### WORK TO DO
The entries below should be quoted exactly, with no pictures carried over.

### Records
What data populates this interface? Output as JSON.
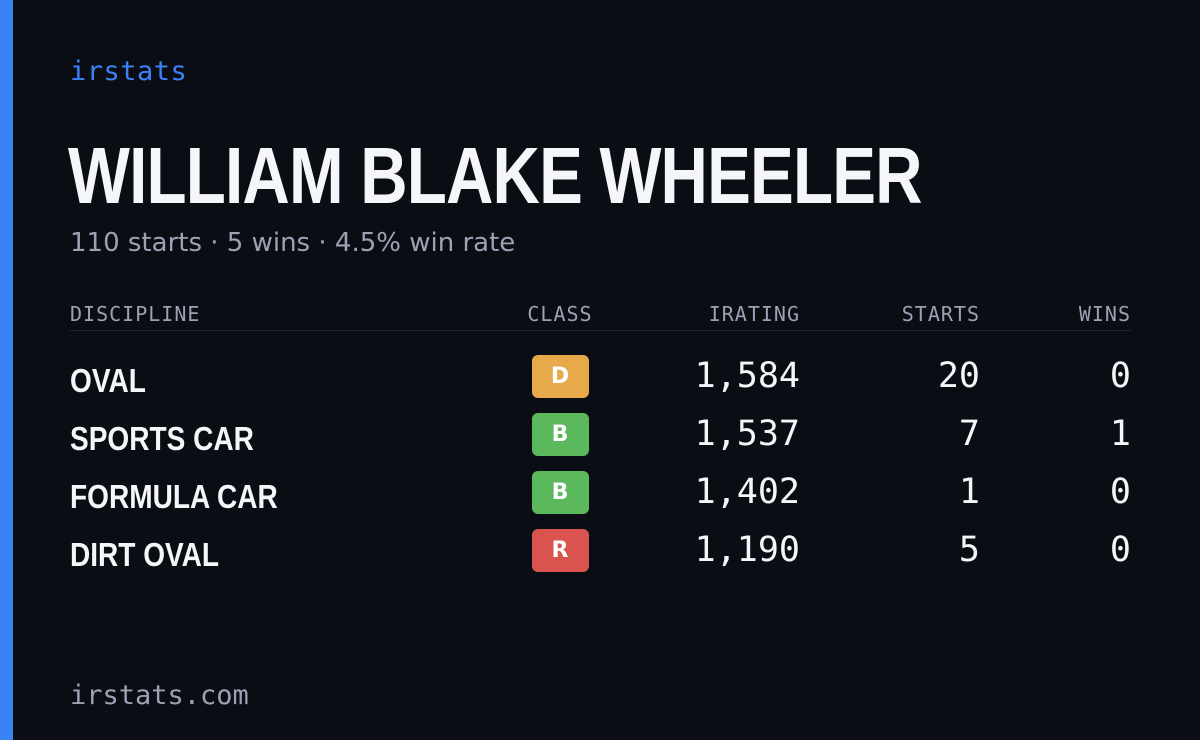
{
  "colors": {
    "background": "#0b0d14",
    "accent": "#3b82f6",
    "text_primary": "#f5f6fa",
    "text_muted": "#9aa2b4"
  },
  "brand": "irstats",
  "driver": {
    "name": "WILLIAM BLAKE WHEELER",
    "summary": "110 starts · 5 wins · 4.5% win rate"
  },
  "table": {
    "headers": {
      "discipline": "DISCIPLINE",
      "class": "CLASS",
      "irating": "IRATING",
      "starts": "STARTS",
      "wins": "WINS"
    },
    "rows": [
      {
        "discipline": "OVAL",
        "class": "D",
        "class_color": "#e8a94a",
        "irating": "1,584",
        "starts": "20",
        "wins": "0"
      },
      {
        "discipline": "SPORTS CAR",
        "class": "B",
        "class_color": "#5cb85c",
        "irating": "1,537",
        "starts": "7",
        "wins": "1"
      },
      {
        "discipline": "FORMULA CAR",
        "class": "B",
        "class_color": "#5cb85c",
        "irating": "1,402",
        "starts": "1",
        "wins": "0"
      },
      {
        "discipline": "DIRT OVAL",
        "class": "R",
        "class_color": "#d9534f",
        "irating": "1,190",
        "starts": "5",
        "wins": "0"
      }
    ]
  },
  "footer": "irstats.com"
}
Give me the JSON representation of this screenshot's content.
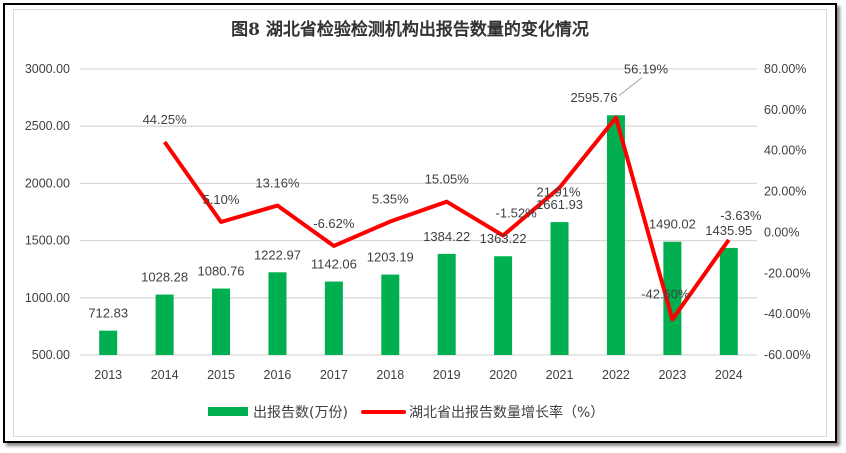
{
  "chart_data": {
    "type": "bar+line",
    "title": "图8  湖北省检验检测机构出报告数量的变化情况",
    "categories": [
      "2013",
      "2014",
      "2015",
      "2016",
      "2017",
      "2018",
      "2019",
      "2020",
      "2021",
      "2022",
      "2023",
      "2024"
    ],
    "series": [
      {
        "name": "出报告数(万份)",
        "type": "bar",
        "axis": "left",
        "color": "#00b050",
        "values": [
          712.83,
          1028.28,
          1080.76,
          1222.97,
          1142.06,
          1203.19,
          1384.22,
          1363.22,
          1661.93,
          2595.76,
          1490.02,
          1435.95
        ],
        "labels": [
          "712.83",
          "1028.28",
          "1080.76",
          "1222.97",
          "1142.06",
          "1203.19",
          "1384.22",
          "1363.22",
          "1661.93",
          "2595.76",
          "1490.02",
          "1435.95"
        ]
      },
      {
        "name": "湖北省出报告数量增长率（%）",
        "type": "line",
        "axis": "right",
        "color": "#ff0000",
        "values": [
          null,
          44.25,
          5.1,
          13.16,
          -6.62,
          5.35,
          15.05,
          -1.52,
          21.91,
          56.19,
          -42.6,
          -3.63
        ],
        "labels": [
          "",
          "44.25%",
          "5.10%",
          "13.16%",
          "-6.62%",
          "5.35%",
          "15.05%",
          "-1.52%",
          "21.91%",
          "56.19%",
          "-42.60%",
          "-3.63%"
        ]
      }
    ],
    "left_axis": {
      "ylim": [
        500,
        3000
      ],
      "ticks": [
        "500.00",
        "1000.00",
        "1500.00",
        "2000.00",
        "2500.00",
        "3000.00"
      ]
    },
    "right_axis": {
      "ylim": [
        -60,
        80
      ],
      "ticks": [
        "-60.00%",
        "-40.00%",
        "-20.00%",
        "0.00%",
        "20.00%",
        "40.00%",
        "60.00%",
        "80.00%"
      ]
    },
    "grid": true,
    "legend": "bottom"
  }
}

### PROBLEM SOLUTION
What data populates this interface? Output as JSON.
{
  "colors": {
    "background": "#0b0d14",
    "accent": "#3b82f6",
    "text_primary": "#f5f6fa",
    "text_muted": "#9aa2b4"
  },
  "brand": "irstats",
  "driver": {
    "name": "WILLIAM BLAKE WHEELER",
    "summary": "110 starts · 5 wins · 4.5% win rate"
  },
  "table": {
    "headers": {
      "discipline": "DISCIPLINE",
      "class": "CLASS",
      "irating": "IRATING",
      "starts": "STARTS",
      "wins": "WINS"
    },
    "rows": [
      {
        "discipline": "OVAL",
        "class": "D",
        "class_color": "#e8a94a",
        "irating": "1,584",
        "starts": "20",
        "wins": "0"
      },
      {
        "discipline": "SPORTS CAR",
        "class": "B",
        "class_color": "#5cb85c",
        "irating": "1,537",
        "starts": "7",
        "wins": "1"
      },
      {
        "discipline": "FORMULA CAR",
        "class": "B",
        "class_color": "#5cb85c",
        "irating": "1,402",
        "starts": "1",
        "wins": "0"
      },
      {
        "discipline": "DIRT OVAL",
        "class": "R",
        "class_color": "#d9534f",
        "irating": "1,190",
        "starts": "5",
        "wins": "0"
      }
    ]
  },
  "footer": "irstats.com"
}
Give me the JSON representation of this screenshot's content.
{
  "chart_data": {
    "type": "bar+line",
    "title": "图8  湖北省检验检测机构出报告数量的变化情况",
    "categories": [
      "2013",
      "2014",
      "2015",
      "2016",
      "2017",
      "2018",
      "2019",
      "2020",
      "2021",
      "2022",
      "2023",
      "2024"
    ],
    "series": [
      {
        "name": "出报告数(万份)",
        "type": "bar",
        "axis": "left",
        "color": "#00b050",
        "values": [
          712.83,
          1028.28,
          1080.76,
          1222.97,
          1142.06,
          1203.19,
          1384.22,
          1363.22,
          1661.93,
          2595.76,
          1490.02,
          1435.95
        ],
        "labels": [
          "712.83",
          "1028.28",
          "1080.76",
          "1222.97",
          "1142.06",
          "1203.19",
          "1384.22",
          "1363.22",
          "1661.93",
          "2595.76",
          "1490.02",
          "1435.95"
        ]
      },
      {
        "name": "湖北省出报告数量增长率（%）",
        "type": "line",
        "axis": "right",
        "color": "#ff0000",
        "values": [
          null,
          44.25,
          5.1,
          13.16,
          -6.62,
          5.35,
          15.05,
          -1.52,
          21.91,
          56.19,
          -42.6,
          -3.63
        ],
        "labels": [
          "",
          "44.25%",
          "5.10%",
          "13.16%",
          "-6.62%",
          "5.35%",
          "15.05%",
          "-1.52%",
          "21.91%",
          "56.19%",
          "-42.60%",
          "-3.63%"
        ]
      }
    ],
    "left_axis": {
      "ylim": [
        500,
        3000
      ],
      "ticks": [
        "500.00",
        "1000.00",
        "1500.00",
        "2000.00",
        "2500.00",
        "3000.00"
      ]
    },
    "right_axis": {
      "ylim": [
        -60,
        80
      ],
      "ticks": [
        "-60.00%",
        "-40.00%",
        "-20.00%",
        "0.00%",
        "20.00%",
        "40.00%",
        "60.00%",
        "80.00%"
      ]
    },
    "grid": true,
    "legend": "bottom"
  }
}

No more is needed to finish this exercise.